• [PROVIDED MATERIAL]
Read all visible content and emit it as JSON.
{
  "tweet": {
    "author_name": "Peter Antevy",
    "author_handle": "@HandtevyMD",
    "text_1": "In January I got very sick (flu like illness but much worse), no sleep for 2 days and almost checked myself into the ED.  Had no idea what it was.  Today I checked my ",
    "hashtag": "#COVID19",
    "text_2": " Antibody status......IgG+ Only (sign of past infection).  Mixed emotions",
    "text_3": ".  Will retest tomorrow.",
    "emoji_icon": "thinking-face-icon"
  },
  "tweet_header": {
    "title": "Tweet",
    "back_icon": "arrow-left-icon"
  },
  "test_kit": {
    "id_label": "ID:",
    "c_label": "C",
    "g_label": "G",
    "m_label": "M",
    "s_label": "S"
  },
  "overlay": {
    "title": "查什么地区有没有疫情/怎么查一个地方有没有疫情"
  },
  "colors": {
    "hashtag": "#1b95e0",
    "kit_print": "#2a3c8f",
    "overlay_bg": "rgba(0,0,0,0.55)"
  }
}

• [WORK TO COMPLETE] Nothing should be left out: copy the material exactly.

• [RESPONSE AREA]
Read all visible content and emit it as JSON.
{
  "tweet": {
    "author_name": "Peter Antevy",
    "author_handle": "@HandtevyMD",
    "text_1": "In January I got very sick (flu like illness but much worse), no sleep for 2 days and almost checked myself into the ED.  Had no idea what it was.  Today I checked my ",
    "hashtag": "#COVID19",
    "text_2": " Antibody status......IgG+ Only (sign of past infection).  Mixed emotions",
    "text_3": ".  Will retest tomorrow.",
    "emoji_icon": "thinking-face-icon"
  },
  "tweet_header": {
    "title": "Tweet",
    "back_icon": "arrow-left-icon"
  },
  "test_kit": {
    "id_label": "ID:",
    "c_label": "C",
    "g_label": "G",
    "m_label": "M",
    "s_label": "S"
  },
  "overlay": {
    "title": "查什么地区有没有疫情/怎么查一个地方有没有疫情"
  },
  "colors": {
    "hashtag": "#1b95e0",
    "kit_print": "#2a3c8f",
    "overlay_bg": "rgba(0,0,0,0.55)"
  }
}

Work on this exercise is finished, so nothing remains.